Lift out all lines below that contain "water".

• _Collection entries_:
---
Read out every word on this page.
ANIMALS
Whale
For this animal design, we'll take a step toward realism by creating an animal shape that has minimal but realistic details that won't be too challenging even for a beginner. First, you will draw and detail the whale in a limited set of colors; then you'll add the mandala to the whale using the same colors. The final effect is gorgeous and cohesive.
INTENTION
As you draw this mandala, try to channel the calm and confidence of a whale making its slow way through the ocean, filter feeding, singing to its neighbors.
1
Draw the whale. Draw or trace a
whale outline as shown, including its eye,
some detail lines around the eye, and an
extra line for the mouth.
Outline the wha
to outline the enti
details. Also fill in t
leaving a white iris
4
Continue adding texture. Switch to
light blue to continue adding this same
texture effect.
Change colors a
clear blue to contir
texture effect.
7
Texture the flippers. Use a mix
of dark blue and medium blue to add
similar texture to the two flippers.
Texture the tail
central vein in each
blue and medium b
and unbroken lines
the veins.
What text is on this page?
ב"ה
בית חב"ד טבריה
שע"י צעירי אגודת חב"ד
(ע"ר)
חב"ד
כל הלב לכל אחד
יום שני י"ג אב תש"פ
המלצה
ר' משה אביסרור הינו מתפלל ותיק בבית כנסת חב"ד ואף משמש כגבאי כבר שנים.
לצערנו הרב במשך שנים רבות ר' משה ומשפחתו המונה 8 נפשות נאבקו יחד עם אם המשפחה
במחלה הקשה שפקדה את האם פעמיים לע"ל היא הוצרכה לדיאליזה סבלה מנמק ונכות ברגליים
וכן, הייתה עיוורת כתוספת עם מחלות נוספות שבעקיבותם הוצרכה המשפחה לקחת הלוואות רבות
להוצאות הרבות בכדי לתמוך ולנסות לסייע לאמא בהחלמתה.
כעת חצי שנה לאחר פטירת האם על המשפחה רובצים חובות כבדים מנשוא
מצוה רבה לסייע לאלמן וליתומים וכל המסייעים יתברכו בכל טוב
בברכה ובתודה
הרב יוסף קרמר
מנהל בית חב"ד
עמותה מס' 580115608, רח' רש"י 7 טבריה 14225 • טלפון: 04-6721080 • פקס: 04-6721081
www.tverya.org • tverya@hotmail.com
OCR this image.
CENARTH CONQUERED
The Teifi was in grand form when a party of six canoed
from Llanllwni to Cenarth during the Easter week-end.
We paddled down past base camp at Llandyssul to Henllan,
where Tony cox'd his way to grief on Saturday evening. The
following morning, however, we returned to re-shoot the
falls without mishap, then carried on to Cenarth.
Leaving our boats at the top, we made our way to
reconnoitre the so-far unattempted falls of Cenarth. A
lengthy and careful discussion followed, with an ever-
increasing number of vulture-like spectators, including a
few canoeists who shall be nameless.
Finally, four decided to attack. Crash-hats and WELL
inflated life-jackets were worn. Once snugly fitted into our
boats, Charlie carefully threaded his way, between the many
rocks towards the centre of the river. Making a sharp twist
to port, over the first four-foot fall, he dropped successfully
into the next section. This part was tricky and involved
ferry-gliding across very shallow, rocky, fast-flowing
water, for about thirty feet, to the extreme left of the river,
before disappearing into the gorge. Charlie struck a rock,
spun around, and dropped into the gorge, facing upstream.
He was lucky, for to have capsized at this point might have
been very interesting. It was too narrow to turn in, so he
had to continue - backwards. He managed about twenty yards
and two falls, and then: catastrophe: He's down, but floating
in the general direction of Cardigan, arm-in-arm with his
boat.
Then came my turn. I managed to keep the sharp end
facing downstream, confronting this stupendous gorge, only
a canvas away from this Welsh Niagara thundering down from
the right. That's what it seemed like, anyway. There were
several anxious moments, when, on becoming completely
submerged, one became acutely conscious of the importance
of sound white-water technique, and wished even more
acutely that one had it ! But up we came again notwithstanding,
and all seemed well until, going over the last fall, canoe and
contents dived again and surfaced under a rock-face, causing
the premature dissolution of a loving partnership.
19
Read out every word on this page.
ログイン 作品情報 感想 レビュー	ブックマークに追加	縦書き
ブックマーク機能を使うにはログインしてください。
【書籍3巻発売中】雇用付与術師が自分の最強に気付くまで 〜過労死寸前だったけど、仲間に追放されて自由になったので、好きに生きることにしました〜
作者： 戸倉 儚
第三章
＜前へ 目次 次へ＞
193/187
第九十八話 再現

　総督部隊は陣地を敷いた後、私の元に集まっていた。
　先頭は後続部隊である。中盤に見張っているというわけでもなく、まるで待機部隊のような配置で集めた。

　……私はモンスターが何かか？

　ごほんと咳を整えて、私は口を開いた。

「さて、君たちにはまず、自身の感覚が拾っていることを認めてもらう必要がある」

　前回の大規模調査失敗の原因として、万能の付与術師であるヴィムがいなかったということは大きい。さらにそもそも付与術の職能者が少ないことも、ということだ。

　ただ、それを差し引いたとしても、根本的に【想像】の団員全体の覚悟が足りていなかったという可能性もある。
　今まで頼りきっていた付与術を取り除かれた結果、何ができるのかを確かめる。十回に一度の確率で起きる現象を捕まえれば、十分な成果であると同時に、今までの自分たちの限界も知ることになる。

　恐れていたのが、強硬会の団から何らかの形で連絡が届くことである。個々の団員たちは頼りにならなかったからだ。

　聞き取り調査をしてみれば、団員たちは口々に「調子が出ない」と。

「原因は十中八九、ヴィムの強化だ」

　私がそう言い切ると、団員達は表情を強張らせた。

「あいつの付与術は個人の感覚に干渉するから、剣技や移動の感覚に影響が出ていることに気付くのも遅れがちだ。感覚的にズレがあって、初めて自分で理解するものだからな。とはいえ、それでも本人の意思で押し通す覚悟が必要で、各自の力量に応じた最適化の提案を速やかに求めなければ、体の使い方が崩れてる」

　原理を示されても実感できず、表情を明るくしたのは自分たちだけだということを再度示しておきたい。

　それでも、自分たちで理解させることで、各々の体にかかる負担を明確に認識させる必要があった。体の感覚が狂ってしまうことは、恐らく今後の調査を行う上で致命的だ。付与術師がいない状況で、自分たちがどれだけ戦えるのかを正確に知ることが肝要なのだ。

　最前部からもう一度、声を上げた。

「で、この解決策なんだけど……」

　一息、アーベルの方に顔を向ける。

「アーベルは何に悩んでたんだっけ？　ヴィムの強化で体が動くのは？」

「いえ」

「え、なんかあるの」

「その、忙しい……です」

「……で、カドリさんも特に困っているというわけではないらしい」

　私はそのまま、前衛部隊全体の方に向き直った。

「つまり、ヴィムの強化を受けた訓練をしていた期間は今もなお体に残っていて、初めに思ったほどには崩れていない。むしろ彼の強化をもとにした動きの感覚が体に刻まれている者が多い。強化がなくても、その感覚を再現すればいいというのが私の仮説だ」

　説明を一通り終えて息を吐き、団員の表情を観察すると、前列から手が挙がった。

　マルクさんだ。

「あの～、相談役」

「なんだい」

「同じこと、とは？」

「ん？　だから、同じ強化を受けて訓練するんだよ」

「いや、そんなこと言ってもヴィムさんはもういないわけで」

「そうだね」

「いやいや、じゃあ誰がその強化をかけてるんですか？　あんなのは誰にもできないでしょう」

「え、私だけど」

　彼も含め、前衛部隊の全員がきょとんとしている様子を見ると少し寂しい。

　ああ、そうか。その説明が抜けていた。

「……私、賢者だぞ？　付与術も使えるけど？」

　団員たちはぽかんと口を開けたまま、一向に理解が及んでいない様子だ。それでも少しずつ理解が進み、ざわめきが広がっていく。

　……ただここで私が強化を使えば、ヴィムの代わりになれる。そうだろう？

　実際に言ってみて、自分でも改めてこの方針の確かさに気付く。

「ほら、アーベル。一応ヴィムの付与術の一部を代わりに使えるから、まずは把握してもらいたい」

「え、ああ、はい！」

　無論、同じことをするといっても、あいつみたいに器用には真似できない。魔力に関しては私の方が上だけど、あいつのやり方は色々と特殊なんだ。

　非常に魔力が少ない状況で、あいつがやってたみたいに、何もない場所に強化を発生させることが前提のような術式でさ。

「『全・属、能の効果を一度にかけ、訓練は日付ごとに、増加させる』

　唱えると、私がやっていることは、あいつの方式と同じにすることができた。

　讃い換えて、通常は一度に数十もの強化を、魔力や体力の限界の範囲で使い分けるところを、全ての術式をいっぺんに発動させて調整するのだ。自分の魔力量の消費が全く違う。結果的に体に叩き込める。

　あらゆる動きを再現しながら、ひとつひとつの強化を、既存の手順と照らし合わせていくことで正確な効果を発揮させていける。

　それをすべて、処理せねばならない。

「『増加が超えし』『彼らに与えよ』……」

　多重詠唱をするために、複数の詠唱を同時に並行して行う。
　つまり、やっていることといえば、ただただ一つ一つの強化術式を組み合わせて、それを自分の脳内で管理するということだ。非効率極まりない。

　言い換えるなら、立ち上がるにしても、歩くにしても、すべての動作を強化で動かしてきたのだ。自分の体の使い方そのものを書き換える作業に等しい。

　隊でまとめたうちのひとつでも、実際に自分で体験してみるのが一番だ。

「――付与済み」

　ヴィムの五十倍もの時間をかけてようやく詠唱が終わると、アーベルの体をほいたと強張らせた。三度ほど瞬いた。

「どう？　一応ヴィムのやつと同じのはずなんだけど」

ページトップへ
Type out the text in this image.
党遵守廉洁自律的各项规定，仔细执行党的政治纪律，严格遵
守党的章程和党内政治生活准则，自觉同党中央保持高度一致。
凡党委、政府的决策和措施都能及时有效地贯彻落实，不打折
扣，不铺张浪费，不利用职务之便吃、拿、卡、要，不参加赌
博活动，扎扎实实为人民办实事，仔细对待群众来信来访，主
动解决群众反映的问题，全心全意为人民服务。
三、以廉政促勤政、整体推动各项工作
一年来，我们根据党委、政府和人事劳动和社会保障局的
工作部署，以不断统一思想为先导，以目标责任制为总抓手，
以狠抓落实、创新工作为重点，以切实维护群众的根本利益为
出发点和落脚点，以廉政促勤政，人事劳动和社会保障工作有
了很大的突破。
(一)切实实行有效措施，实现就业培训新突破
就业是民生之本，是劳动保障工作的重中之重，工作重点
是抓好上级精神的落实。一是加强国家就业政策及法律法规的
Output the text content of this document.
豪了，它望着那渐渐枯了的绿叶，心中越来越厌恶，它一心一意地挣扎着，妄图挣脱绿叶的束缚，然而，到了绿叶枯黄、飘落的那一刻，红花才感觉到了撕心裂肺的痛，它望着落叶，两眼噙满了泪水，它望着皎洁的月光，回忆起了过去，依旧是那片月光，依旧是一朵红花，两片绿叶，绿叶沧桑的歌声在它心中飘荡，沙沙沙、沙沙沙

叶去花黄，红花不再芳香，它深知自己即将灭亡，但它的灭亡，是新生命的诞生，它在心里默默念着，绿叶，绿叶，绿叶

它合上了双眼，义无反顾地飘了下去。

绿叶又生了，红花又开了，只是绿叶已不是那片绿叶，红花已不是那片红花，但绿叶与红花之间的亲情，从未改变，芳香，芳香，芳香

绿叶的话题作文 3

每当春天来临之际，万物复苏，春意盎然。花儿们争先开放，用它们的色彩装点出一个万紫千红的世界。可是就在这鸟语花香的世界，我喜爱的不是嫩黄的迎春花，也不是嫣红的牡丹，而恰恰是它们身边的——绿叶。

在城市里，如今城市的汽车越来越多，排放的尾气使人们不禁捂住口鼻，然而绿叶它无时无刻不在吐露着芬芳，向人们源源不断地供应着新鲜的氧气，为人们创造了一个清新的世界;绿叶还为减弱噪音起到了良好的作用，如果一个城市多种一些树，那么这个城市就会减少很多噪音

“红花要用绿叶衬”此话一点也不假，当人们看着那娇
---
• _Expected answer_:
water, for about thirty feet, to the extreme left of the river,
of sound white-water technique, and wished even more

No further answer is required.